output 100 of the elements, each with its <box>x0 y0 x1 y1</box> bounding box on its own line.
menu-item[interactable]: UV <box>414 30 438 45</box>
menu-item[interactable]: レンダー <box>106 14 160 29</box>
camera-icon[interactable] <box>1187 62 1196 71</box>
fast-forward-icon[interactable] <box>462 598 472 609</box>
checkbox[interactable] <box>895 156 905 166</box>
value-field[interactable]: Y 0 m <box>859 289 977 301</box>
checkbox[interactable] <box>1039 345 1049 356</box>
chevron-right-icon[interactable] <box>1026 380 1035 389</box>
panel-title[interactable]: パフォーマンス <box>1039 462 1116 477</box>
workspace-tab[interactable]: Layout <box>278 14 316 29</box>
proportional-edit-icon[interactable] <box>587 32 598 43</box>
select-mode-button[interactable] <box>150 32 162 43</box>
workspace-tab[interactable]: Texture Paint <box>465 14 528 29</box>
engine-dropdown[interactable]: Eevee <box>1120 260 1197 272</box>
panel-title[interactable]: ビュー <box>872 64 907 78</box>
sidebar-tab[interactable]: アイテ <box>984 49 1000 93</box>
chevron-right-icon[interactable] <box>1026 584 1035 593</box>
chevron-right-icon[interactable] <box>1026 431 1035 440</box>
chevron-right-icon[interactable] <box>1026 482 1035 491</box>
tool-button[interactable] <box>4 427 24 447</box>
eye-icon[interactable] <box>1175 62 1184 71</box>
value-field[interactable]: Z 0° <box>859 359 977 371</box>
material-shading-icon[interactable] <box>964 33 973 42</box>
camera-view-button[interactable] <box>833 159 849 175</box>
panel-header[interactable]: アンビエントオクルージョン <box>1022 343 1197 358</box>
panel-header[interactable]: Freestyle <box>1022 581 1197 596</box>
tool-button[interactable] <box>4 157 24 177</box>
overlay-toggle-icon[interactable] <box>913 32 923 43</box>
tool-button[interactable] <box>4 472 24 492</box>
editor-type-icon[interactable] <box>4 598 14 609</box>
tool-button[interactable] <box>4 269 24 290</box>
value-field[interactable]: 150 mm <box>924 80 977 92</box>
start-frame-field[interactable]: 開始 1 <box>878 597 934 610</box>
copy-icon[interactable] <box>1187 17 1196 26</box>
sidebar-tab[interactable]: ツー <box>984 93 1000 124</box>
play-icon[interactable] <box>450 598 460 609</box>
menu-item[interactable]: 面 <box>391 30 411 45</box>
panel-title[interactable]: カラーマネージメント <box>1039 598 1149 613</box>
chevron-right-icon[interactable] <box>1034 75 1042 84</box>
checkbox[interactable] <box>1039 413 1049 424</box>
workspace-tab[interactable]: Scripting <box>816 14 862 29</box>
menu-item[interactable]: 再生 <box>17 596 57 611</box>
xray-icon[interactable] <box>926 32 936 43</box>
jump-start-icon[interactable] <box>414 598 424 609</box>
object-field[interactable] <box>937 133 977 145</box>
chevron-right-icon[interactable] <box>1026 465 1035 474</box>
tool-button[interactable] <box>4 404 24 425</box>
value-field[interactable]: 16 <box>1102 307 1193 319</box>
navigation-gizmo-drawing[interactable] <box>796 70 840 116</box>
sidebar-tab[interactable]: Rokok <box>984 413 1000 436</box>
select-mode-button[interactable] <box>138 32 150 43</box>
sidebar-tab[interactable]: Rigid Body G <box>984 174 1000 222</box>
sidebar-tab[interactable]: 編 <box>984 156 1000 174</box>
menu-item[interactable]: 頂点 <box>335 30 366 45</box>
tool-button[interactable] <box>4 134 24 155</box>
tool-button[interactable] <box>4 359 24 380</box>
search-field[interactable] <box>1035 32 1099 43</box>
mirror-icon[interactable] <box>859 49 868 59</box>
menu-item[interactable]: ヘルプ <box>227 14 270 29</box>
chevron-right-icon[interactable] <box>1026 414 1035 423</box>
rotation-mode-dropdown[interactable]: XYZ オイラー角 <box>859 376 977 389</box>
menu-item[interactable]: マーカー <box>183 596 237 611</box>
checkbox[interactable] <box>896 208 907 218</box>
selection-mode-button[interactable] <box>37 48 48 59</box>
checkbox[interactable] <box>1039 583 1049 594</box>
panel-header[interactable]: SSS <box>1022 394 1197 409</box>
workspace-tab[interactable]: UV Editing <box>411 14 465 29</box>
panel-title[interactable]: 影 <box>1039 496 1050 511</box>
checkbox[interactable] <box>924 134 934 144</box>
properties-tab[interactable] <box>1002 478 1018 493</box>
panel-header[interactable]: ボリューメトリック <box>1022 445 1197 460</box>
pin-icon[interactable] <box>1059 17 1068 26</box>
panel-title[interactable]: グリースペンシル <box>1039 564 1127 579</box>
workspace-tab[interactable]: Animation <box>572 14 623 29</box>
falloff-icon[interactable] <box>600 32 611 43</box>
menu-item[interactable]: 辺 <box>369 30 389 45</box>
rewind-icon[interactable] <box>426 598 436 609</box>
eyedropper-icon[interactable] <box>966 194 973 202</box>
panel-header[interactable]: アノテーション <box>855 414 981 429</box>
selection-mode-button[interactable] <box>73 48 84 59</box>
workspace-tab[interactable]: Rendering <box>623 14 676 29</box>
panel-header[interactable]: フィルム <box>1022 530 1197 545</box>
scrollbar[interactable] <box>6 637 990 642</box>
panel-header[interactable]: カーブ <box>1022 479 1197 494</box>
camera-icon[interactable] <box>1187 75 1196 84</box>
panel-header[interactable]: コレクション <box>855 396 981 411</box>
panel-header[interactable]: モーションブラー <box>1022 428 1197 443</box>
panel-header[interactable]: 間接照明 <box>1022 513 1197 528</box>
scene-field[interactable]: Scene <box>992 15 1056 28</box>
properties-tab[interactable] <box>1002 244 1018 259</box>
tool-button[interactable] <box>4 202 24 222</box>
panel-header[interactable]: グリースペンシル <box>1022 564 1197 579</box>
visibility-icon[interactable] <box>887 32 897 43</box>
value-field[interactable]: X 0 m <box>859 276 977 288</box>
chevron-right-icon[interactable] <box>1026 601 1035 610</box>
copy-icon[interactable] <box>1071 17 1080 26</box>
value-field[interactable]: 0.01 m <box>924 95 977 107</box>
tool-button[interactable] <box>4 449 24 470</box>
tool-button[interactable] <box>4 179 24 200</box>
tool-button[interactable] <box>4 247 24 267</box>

Task objective —
Express the lines from the start of the rows up to and including the line with "value-field[interactable]: Z 0°" as a Markdown table with the columns Number and Entry, leaving out any blank lines.

Full answer —
| Number | Entry |
|---|---|
| 1 | output 100 of the elements, each with its <box>x0 y0 x1 y1</box> bounding box on its own line. |
| 2 | menu-item[interactable]: UV <box>414 30 438 45</box> |
| 3 | menu-item[interactable]: レンダー <box>106 14 160 29</box> |
| 4 | camera-icon[interactable] <box>1187 62 1196 71</box> |
| 5 | fast-forward-icon[interactable] <box>462 598 472 609</box> |
| 6 | checkbox[interactable] <box>895 156 905 166</box> |
| 7 | value-field[interactable]: Y 0 m <box>859 289 977 301</box> |
| 8 | checkbox[interactable] <box>1039 345 1049 356</box> |
| 9 | chevron-right-icon[interactable] <box>1026 380 1035 389</box> |
| 10 | panel-title[interactable]: パフォーマンス <box>1039 462 1116 477</box> |
| 11 | workspace-tab[interactable]: Layout <box>278 14 316 29</box> |
| 12 | proportional-edit-icon[interactable] <box>587 32 598 43</box> |
| 13 | select-mode-button[interactable] <box>150 32 162 43</box> |
| 14 | workspace-tab[interactable]: Texture Paint <box>465 14 528 29</box> |
| 15 | engine-dropdown[interactable]: Eevee <box>1120 260 1197 272</box> |
| 16 | panel-title[interactable]: ビュー <box>872 64 907 78</box> |
| 17 | sidebar-tab[interactable]: アイテ <box>984 49 1000 93</box> |
| 18 | chevron-right-icon[interactable] <box>1026 584 1035 593</box> |
| 19 | chevron-right-icon[interactable] <box>1026 431 1035 440</box> |
| 20 | chevron-right-icon[interactable] <box>1026 482 1035 491</box> |
| 21 | tool-button[interactable] <box>4 427 24 447</box> |
| 22 | eye-icon[interactable] <box>1175 62 1184 71</box> |
| 23 | value-field[interactable]: Z 0° <box>859 359 977 371</box> |